[TASK REQUIREMENTS]: Quote the entries in full, character for character, without their images.

[RECORDS FOR PROCESSING]:
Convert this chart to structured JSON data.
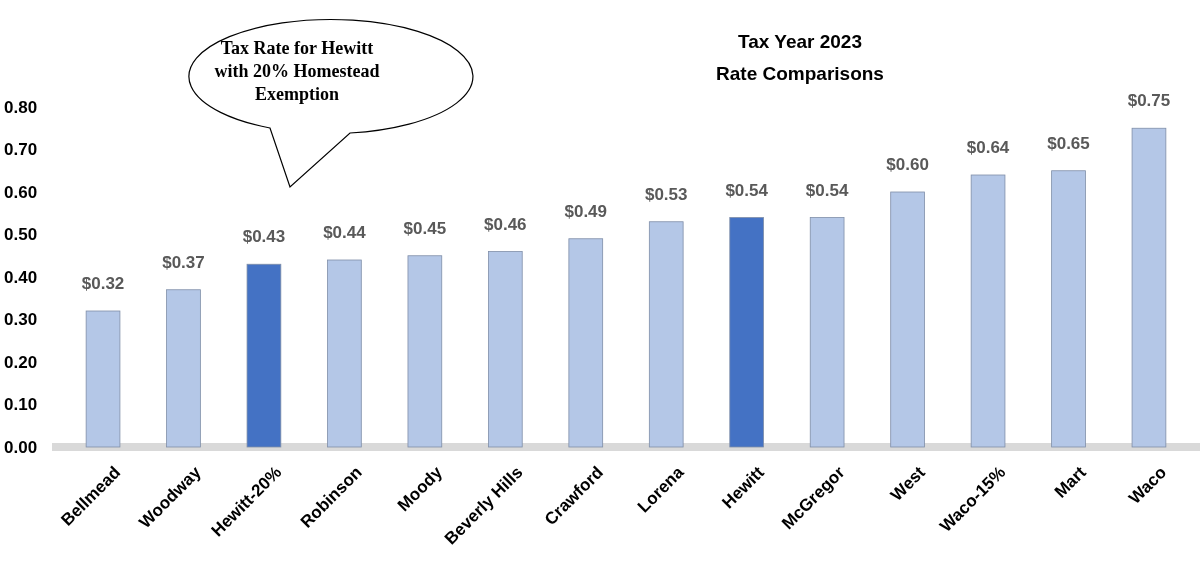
{
  "chart_data": {
    "type": "bar",
    "title": "Tax Year 2023",
    "subtitle": "Rate Comparisons",
    "categories": [
      "Bellmead",
      "Woodway",
      "Hewitt-20%",
      "Robinson",
      "Moody",
      "Beverly Hills",
      "Crawford",
      "Lorena",
      "Hewitt",
      "McGregor",
      "West",
      "Waco-15%",
      "Mart",
      "Waco"
    ],
    "values": [
      0.32,
      0.37,
      0.43,
      0.44,
      0.45,
      0.46,
      0.49,
      0.53,
      0.54,
      0.54,
      0.6,
      0.64,
      0.65,
      0.75
    ],
    "colors": [
      "#b4c7e7",
      "#b4c7e7",
      "#4472c4",
      "#b4c7e7",
      "#b4c7e7",
      "#b4c7e7",
      "#b4c7e7",
      "#b4c7e7",
      "#4472c4",
      "#b4c7e7",
      "#b4c7e7",
      "#b4c7e7",
      "#b4c7e7",
      "#b4c7e7"
    ],
    "value_labels": [
      "$0.32",
      "$0.37",
      "$0.43",
      "$0.44",
      "$0.45",
      "$0.46",
      "$0.49",
      "$0.53",
      "$0.54",
      "$0.54",
      "$0.60",
      "$0.64",
      "$0.65",
      "$0.75"
    ],
    "ylim": [
      0,
      0.8
    ],
    "yticks": [
      {
        "value": 0,
        "label": "0.00"
      },
      {
        "value": 0.1,
        "label": "0.10"
      },
      {
        "value": 0.2,
        "label": "0.20"
      },
      {
        "value": 0.3,
        "label": "0.30"
      },
      {
        "value": 0.4,
        "label": "0.40"
      },
      {
        "value": 0.5,
        "label": "0.50"
      },
      {
        "value": 0.6,
        "label": "0.60"
      },
      {
        "value": 0.7,
        "label": "0.70"
      },
      {
        "value": 0.8,
        "label": "0.80"
      }
    ],
    "annotations": [
      "Tax Rate for Hewitt with 20% Homestead Exemption"
    ]
  }
}
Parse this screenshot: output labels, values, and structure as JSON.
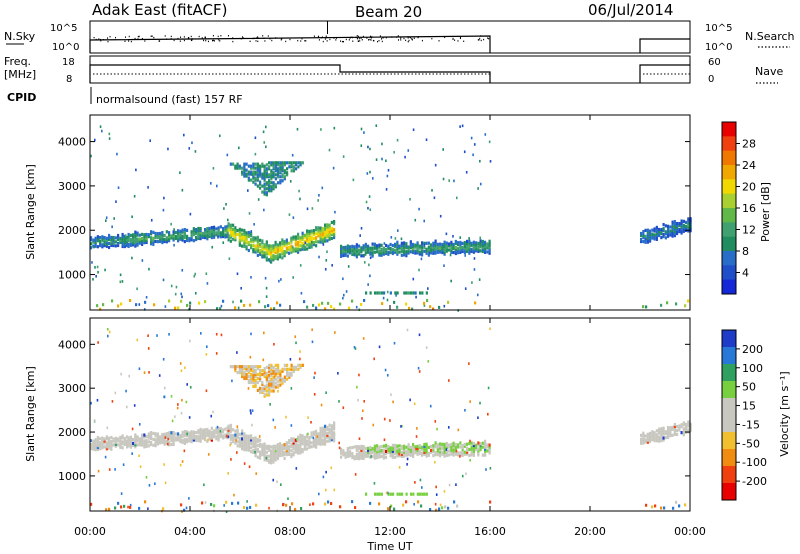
{
  "header": {
    "station": "Adak East (fitACF)",
    "beam": "Beam 20",
    "date": "06/Jul/2014"
  },
  "strips": {
    "nsky": {
      "label": "N.Sky",
      "ticks": [
        "10^5",
        "10^0"
      ],
      "right_label": "N.Search"
    },
    "freq": {
      "label_line1": "Freq.",
      "label_line2": "[MHz]",
      "ticks_left": [
        "18",
        "8"
      ],
      "ticks_right": [
        "60",
        "0"
      ],
      "right_label": "Nave"
    },
    "cpid": {
      "label": "CPID",
      "program": "normalsound (fast) 157 RF"
    }
  },
  "axes": {
    "xlabel": "Time UT",
    "x_ticks": [
      "00:00",
      "04:00",
      "08:00",
      "12:00",
      "16:00",
      "20:00",
      "00:00"
    ],
    "ylabel": "Slant Range [km]",
    "y_ticks": [
      "1000",
      "2000",
      "3000",
      "4000"
    ],
    "ylim": [
      200,
      4600
    ]
  },
  "colorbars": {
    "power": {
      "label": "Power [dB]",
      "ticks": [
        "28",
        "24",
        "20",
        "16",
        "12",
        "8",
        "4"
      ],
      "colors": [
        "#e80000",
        "#f04010",
        "#f07800",
        "#f0a800",
        "#f0d800",
        "#a8d030",
        "#60b848",
        "#40a070",
        "#208c60",
        "#286ec8",
        "#1e4ec8",
        "#1428d8"
      ]
    },
    "velocity": {
      "label": "Velocity [m s⁻¹]",
      "ticks": [
        "200",
        "100",
        "50",
        "15",
        "-15",
        "-50",
        "-100",
        "-200"
      ],
      "colors": [
        "#1e3cc8",
        "#2878d8",
        "#30a060",
        "#78d040",
        "#c8c8c0",
        "#c8c8c0",
        "#f0c030",
        "#f08c10",
        "#f04010",
        "#e80000"
      ]
    }
  },
  "chart_data": [
    {
      "type": "heatmap",
      "panel": "power",
      "x_hours": [
        0,
        24
      ],
      "data_gap_hours": [
        16,
        22
      ],
      "cpid_change_hour": 10,
      "echo_bands": [
        {
          "t_start": 0,
          "t_end": 1.5,
          "range_km": [
            1750,
            1800
          ],
          "power_db": 9
        },
        {
          "t_start": 1.5,
          "t_end": 5.5,
          "range_km": [
            1800,
            2000
          ],
          "power_db": 11
        },
        {
          "t_start": 5.5,
          "t_end": 7.2,
          "range_km": [
            2000,
            1500
          ],
          "power_db": 18
        },
        {
          "t_start": 7.2,
          "t_end": 9.8,
          "range_km": [
            1500,
            2050
          ],
          "power_db": 20
        },
        {
          "t_start": 10,
          "t_end": 16,
          "range_km": [
            1550,
            1650
          ],
          "power_db": 10
        },
        {
          "t_start": 22,
          "t_end": 24,
          "range_km": [
            1850,
            2150
          ],
          "power_db": 7
        }
      ],
      "far_echo": {
        "t_start": 5.5,
        "t_end": 8.5,
        "range_km": [
          2800,
          3550
        ],
        "power_db": 8
      }
    },
    {
      "type": "heatmap",
      "panel": "velocity",
      "x_hours": [
        0,
        24
      ],
      "data_gap_hours": [
        16,
        22
      ],
      "dominant_velocity_mps": [
        -15,
        15
      ],
      "positive_patches": [
        {
          "t_start": 11,
          "t_end": 16,
          "range_km": [
            1550,
            1800
          ],
          "velocity_mps": 30
        },
        {
          "t_start": 11,
          "t_end": 13.5,
          "range_km": [
            550,
            650
          ],
          "velocity_mps": 30
        }
      ],
      "negative_patches": [
        {
          "t_start": 6,
          "t_end": 8.5,
          "range_km": [
            2900,
            3550
          ],
          "velocity_mps": -60
        }
      ]
    }
  ]
}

[REPLY]:
Convert this chart to structured JSON data.
{
  "chart_data": {
    "type": "bar",
    "title": "Tax Year 2023",
    "subtitle": "Rate Comparisons",
    "categories": [
      "Bellmead",
      "Woodway",
      "Hewitt-20%",
      "Robinson",
      "Moody",
      "Beverly Hills",
      "Crawford",
      "Lorena",
      "Hewitt",
      "McGregor",
      "West",
      "Waco-15%",
      "Mart",
      "Waco"
    ],
    "values": [
      0.32,
      0.37,
      0.43,
      0.44,
      0.45,
      0.46,
      0.49,
      0.53,
      0.54,
      0.54,
      0.6,
      0.64,
      0.65,
      0.75
    ],
    "colors": [
      "#b4c7e7",
      "#b4c7e7",
      "#4472c4",
      "#b4c7e7",
      "#b4c7e7",
      "#b4c7e7",
      "#b4c7e7",
      "#b4c7e7",
      "#4472c4",
      "#b4c7e7",
      "#b4c7e7",
      "#b4c7e7",
      "#b4c7e7",
      "#b4c7e7"
    ],
    "value_labels": [
      "$0.32",
      "$0.37",
      "$0.43",
      "$0.44",
      "$0.45",
      "$0.46",
      "$0.49",
      "$0.53",
      "$0.54",
      "$0.54",
      "$0.60",
      "$0.64",
      "$0.65",
      "$0.75"
    ],
    "ylim": [
      0,
      0.8
    ],
    "yticks": [
      {
        "value": 0,
        "label": "0.00"
      },
      {
        "value": 0.1,
        "label": "0.10"
      },
      {
        "value": 0.2,
        "label": "0.20"
      },
      {
        "value": 0.3,
        "label": "0.30"
      },
      {
        "value": 0.4,
        "label": "0.40"
      },
      {
        "value": 0.5,
        "label": "0.50"
      },
      {
        "value": 0.6,
        "label": "0.60"
      },
      {
        "value": 0.7,
        "label": "0.70"
      },
      {
        "value": 0.8,
        "label": "0.80"
      }
    ],
    "annotations": [
      "Tax Rate for Hewitt with 20% Homestead Exemption"
    ]
  }
}
Parse this screenshot: output labels, values, and structure as JSON.
{
  "header": {
    "station": "Adak East (fitACF)",
    "beam": "Beam 20",
    "date": "06/Jul/2014"
  },
  "strips": {
    "nsky": {
      "label": "N.Sky",
      "ticks": [
        "10^5",
        "10^0"
      ],
      "right_label": "N.Search"
    },
    "freq": {
      "label_line1": "Freq.",
      "label_line2": "[MHz]",
      "ticks_left": [
        "18",
        "8"
      ],
      "ticks_right": [
        "60",
        "0"
      ],
      "right_label": "Nave"
    },
    "cpid": {
      "label": "CPID",
      "program": "normalsound (fast) 157 RF"
    }
  },
  "axes": {
    "xlabel": "Time UT",
    "x_ticks": [
      "00:00",
      "04:00",
      "08:00",
      "12:00",
      "16:00",
      "20:00",
      "00:00"
    ],
    "ylabel": "Slant Range [km]",
    "y_ticks": [
      "1000",
      "2000",
      "3000",
      "4000"
    ],
    "ylim": [
      200,
      4600
    ]
  },
  "colorbars": {
    "power": {
      "label": "Power [dB]",
      "ticks": [
        "28",
        "24",
        "20",
        "16",
        "12",
        "8",
        "4"
      ],
      "colors": [
        "#e80000",
        "#f04010",
        "#f07800",
        "#f0a800",
        "#f0d800",
        "#a8d030",
        "#60b848",
        "#40a070",
        "#208c60",
        "#286ec8",
        "#1e4ec8",
        "#1428d8"
      ]
    },
    "velocity": {
      "label": "Velocity [m s⁻¹]",
      "ticks": [
        "200",
        "100",
        "50",
        "15",
        "-15",
        "-50",
        "-100",
        "-200"
      ],
      "colors": [
        "#1e3cc8",
        "#2878d8",
        "#30a060",
        "#78d040",
        "#c8c8c0",
        "#c8c8c0",
        "#f0c030",
        "#f08c10",
        "#f04010",
        "#e80000"
      ]
    }
  },
  "chart_data": [
    {
      "type": "heatmap",
      "panel": "power",
      "x_hours": [
        0,
        24
      ],
      "data_gap_hours": [
        16,
        22
      ],
      "cpid_change_hour": 10,
      "echo_bands": [
        {
          "t_start": 0,
          "t_end": 1.5,
          "range_km": [
            1750,
            1800
          ],
          "power_db": 9
        },
        {
          "t_start": 1.5,
          "t_end": 5.5,
          "range_km": [
            1800,
            2000
          ],
          "power_db": 11
        },
        {
          "t_start": 5.5,
          "t_end": 7.2,
          "range_km": [
            2000,
            1500
          ],
          "power_db": 18
        },
        {
          "t_start": 7.2,
          "t_end": 9.8,
          "range_km": [
            1500,
            2050
          ],
          "power_db": 20
        },
        {
          "t_start": 10,
          "t_end": 16,
          "range_km": [
            1550,
            1650
          ],
          "power_db": 10
        },
        {
          "t_start": 22,
          "t_end": 24,
          "range_km": [
            1850,
            2150
          ],
          "power_db": 7
        }
      ],
      "far_echo": {
        "t_start": 5.5,
        "t_end": 8.5,
        "range_km": [
          2800,
          3550
        ],
        "power_db": 8
      }
    },
    {
      "type": "heatmap",
      "panel": "velocity",
      "x_hours": [
        0,
        24
      ],
      "data_gap_hours": [
        16,
        22
      ],
      "dominant_velocity_mps": [
        -15,
        15
      ],
      "positive_patches": [
        {
          "t_start": 11,
          "t_end": 16,
          "range_km": [
            1550,
            1800
          ],
          "velocity_mps": 30
        },
        {
          "t_start": 11,
          "t_end": 13.5,
          "range_km": [
            550,
            650
          ],
          "velocity_mps": 30
        }
      ],
      "negative_patches": [
        {
          "t_start": 6,
          "t_end": 8.5,
          "range_km": [
            2900,
            3550
          ],
          "velocity_mps": -60
        }
      ]
    }
  ]
}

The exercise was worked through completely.